• Provided information
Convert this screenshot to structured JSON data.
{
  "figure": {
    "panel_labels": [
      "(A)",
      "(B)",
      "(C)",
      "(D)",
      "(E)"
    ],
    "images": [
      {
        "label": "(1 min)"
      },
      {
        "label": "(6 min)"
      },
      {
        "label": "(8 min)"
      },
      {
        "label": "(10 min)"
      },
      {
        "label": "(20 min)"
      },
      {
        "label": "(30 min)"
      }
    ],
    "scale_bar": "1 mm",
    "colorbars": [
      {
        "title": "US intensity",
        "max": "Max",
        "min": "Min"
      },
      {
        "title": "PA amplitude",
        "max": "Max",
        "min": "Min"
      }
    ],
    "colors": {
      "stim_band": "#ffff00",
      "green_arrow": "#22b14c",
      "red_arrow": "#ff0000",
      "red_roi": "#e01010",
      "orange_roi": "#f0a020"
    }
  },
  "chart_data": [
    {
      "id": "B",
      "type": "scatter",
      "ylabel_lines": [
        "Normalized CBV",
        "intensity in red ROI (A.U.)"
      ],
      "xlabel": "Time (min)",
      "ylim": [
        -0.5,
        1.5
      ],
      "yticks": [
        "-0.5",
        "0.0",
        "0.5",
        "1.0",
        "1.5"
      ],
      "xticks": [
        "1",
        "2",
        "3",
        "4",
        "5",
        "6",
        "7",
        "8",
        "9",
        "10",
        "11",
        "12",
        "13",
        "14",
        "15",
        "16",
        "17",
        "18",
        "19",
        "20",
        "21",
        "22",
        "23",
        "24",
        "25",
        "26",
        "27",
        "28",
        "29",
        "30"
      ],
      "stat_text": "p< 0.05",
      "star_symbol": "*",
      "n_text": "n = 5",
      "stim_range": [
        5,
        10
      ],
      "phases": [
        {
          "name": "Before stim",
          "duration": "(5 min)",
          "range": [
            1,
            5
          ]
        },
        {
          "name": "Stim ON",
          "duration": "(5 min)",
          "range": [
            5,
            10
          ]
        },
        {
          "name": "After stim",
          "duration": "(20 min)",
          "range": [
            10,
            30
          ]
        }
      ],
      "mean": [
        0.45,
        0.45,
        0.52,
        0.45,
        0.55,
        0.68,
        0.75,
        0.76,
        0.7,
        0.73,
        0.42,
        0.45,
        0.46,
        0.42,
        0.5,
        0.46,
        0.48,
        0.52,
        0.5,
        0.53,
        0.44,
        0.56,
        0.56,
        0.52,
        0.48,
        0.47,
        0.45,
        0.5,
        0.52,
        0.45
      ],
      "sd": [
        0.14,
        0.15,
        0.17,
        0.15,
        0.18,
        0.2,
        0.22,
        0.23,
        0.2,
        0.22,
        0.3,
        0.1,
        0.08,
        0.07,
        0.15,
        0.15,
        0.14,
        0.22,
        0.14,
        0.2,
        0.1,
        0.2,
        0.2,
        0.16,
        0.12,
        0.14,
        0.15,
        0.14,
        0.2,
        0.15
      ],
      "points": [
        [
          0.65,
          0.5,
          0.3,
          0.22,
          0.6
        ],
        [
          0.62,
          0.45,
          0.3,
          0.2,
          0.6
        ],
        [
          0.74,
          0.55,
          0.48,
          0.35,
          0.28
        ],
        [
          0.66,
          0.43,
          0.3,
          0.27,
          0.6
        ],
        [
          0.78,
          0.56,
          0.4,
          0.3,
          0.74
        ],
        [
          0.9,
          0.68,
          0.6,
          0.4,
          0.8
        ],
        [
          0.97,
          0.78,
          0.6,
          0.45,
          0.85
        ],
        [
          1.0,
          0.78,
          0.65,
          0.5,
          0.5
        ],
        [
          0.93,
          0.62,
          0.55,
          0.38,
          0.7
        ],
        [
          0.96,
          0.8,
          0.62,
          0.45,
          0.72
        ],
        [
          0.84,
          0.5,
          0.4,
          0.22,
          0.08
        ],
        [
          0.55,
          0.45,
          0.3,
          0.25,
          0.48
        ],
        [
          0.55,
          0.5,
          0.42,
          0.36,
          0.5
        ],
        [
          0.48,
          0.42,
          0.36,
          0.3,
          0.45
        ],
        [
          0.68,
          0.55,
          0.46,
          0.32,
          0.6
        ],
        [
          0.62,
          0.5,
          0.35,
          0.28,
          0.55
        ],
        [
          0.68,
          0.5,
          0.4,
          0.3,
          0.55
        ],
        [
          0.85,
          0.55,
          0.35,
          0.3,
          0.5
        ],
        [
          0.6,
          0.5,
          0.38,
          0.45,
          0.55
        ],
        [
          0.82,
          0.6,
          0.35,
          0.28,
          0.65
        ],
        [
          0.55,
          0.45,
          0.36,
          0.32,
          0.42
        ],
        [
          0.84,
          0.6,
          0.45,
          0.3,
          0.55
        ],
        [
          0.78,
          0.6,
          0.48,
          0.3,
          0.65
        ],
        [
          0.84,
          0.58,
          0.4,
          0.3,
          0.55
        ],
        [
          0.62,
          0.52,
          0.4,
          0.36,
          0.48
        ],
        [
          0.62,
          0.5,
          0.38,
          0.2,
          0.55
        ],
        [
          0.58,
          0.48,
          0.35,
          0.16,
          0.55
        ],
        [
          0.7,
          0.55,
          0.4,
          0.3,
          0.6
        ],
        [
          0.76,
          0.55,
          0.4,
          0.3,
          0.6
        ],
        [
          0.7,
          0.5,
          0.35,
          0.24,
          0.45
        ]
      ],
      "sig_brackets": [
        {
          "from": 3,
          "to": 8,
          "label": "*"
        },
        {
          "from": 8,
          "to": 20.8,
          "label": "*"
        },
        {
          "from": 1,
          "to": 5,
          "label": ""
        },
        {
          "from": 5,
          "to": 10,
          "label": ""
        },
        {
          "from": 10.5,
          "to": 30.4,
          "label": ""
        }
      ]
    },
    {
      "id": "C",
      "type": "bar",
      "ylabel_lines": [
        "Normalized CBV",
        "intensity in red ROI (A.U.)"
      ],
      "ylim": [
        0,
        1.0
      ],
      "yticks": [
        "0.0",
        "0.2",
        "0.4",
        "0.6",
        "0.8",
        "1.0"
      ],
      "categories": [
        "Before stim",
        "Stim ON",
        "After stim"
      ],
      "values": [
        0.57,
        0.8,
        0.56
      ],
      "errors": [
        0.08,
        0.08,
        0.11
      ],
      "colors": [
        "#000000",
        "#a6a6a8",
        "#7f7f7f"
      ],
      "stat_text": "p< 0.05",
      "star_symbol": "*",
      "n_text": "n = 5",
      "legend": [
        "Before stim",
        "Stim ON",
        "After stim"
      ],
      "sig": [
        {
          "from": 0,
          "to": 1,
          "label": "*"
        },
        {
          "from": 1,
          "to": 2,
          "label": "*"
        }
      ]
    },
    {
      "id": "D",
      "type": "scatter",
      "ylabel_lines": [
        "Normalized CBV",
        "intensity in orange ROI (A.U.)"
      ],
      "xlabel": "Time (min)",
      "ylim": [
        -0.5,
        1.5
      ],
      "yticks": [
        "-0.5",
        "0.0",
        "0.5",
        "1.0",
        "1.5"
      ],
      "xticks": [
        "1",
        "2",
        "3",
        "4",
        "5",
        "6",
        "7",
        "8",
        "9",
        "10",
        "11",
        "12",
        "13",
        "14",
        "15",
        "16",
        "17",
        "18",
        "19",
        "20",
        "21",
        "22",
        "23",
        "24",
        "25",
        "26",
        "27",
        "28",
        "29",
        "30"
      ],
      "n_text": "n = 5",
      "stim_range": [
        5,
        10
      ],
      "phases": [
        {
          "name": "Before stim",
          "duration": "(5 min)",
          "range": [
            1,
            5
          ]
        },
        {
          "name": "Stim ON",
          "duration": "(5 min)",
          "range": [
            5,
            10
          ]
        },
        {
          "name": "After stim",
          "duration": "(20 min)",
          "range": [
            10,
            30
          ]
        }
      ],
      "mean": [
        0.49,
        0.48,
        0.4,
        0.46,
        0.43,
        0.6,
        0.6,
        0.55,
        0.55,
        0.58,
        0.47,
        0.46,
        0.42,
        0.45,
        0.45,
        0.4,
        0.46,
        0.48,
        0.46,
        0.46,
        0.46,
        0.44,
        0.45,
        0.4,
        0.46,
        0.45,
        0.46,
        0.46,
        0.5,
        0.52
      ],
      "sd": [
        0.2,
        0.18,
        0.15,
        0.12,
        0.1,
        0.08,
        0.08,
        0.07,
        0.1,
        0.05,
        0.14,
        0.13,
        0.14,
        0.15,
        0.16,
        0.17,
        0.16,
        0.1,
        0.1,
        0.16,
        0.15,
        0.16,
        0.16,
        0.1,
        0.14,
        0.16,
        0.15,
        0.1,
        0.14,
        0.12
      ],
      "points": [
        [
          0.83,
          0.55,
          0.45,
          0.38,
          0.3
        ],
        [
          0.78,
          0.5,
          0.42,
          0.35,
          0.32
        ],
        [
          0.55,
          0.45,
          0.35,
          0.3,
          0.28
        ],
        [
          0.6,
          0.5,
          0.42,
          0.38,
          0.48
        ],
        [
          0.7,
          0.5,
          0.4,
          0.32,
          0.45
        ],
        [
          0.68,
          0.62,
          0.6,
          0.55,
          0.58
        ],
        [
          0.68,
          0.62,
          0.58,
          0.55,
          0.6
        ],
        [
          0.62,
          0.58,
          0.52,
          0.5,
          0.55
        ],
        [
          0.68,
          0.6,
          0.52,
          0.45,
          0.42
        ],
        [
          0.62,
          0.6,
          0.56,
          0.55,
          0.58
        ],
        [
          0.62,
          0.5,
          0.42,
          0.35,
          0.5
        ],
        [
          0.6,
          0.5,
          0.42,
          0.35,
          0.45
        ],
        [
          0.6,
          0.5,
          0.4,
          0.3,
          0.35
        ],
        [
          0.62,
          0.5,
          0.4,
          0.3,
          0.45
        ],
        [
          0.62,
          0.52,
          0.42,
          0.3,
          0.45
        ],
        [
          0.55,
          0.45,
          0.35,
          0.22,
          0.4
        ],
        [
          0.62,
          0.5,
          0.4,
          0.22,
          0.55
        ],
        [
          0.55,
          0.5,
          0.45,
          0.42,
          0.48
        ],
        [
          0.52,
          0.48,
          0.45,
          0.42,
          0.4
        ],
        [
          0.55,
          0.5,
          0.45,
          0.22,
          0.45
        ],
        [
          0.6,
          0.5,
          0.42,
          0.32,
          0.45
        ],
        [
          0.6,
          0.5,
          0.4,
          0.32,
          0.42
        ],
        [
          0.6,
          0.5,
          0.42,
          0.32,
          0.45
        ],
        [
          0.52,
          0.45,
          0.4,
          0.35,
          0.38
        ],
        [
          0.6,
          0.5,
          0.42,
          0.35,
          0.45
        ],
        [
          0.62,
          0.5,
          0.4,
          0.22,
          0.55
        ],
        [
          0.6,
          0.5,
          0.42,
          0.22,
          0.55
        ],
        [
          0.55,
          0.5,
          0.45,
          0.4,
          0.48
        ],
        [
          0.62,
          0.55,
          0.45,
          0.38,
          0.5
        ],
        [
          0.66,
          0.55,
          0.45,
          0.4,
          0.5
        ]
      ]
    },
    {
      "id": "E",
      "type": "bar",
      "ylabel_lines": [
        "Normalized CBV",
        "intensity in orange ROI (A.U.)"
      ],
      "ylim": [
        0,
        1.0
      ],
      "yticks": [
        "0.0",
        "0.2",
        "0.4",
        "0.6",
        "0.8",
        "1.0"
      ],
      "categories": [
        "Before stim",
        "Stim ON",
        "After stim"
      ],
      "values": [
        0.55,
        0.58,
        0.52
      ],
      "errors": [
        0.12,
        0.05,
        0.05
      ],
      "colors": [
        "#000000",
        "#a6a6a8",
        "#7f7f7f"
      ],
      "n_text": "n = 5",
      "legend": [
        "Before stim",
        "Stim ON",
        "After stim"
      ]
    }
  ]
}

• What this task involves
Go through the listing above and locate each line that holds the word "from". Copy those lines.

• Result of the task
          "from": 3,
          "from": 8,
          "from": 1,
          "from": 5,
          "from": 10.5,
          "from": 0,
          "from": 1,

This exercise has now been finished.